Select the lines that contain "Detector" and copy each of them.

☆ ☆ ☆ ☆

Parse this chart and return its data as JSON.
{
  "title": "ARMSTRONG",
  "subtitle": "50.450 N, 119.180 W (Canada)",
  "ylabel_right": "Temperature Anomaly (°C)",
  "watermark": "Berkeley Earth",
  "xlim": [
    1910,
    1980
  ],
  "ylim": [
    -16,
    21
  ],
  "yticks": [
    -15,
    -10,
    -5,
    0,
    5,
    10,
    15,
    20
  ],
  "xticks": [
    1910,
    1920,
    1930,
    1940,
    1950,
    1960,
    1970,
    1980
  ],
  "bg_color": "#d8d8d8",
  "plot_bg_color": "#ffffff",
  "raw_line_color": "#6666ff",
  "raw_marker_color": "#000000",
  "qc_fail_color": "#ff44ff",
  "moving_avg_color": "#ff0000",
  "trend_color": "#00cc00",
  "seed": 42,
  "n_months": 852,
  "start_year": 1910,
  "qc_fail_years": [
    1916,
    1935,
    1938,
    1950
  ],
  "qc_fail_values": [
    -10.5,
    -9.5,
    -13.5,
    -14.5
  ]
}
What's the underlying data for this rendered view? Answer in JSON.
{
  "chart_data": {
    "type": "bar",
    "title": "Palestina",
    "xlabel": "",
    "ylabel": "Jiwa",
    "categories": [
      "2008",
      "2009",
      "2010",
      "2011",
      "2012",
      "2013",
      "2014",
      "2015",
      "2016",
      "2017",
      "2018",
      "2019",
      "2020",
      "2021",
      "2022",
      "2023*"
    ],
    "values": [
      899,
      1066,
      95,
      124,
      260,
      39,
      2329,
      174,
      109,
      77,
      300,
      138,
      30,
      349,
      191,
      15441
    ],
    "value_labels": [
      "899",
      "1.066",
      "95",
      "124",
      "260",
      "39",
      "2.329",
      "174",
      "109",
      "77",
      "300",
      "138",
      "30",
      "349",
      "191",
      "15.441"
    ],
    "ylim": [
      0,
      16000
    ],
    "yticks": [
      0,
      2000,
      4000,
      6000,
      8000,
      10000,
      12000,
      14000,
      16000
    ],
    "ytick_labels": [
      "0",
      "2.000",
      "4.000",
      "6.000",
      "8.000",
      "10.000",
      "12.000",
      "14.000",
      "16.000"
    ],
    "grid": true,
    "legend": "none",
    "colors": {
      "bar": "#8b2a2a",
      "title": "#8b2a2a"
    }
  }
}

☆ ☆ ☆ ☆

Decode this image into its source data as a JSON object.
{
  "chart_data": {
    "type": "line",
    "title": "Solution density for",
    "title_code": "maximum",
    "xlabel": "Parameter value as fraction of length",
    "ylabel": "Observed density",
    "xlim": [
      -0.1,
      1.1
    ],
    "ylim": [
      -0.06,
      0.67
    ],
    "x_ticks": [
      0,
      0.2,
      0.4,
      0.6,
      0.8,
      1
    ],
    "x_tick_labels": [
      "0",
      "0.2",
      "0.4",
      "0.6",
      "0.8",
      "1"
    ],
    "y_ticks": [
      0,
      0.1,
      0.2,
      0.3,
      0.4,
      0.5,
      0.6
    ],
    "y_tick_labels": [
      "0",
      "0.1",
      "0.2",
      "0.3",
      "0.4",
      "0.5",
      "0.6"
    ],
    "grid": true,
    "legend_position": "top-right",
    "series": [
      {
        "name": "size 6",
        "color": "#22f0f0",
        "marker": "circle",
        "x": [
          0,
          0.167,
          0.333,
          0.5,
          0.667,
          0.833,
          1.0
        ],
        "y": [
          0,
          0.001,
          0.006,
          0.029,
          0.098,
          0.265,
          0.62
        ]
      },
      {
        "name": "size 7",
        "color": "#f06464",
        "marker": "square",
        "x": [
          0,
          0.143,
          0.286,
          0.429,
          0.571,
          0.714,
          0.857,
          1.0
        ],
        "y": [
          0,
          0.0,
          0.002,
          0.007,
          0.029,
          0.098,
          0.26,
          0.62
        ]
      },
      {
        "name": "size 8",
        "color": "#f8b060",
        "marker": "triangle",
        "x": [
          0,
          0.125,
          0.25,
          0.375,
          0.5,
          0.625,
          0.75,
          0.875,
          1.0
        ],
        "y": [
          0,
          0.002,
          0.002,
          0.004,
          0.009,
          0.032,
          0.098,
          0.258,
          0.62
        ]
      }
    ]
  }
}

☆ ☆ ☆ ☆

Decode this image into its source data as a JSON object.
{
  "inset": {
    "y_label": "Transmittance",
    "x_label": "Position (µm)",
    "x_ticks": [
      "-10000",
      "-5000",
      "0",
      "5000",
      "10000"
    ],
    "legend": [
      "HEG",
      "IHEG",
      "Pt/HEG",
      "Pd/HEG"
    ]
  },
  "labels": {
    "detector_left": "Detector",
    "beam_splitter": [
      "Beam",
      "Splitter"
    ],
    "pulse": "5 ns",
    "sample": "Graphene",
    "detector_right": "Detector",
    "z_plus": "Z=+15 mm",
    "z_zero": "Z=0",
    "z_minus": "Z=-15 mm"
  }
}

☆ ☆ ☆ ☆

# Answer below
    "detector_left": "Detector",
    "detector_right": "Detector",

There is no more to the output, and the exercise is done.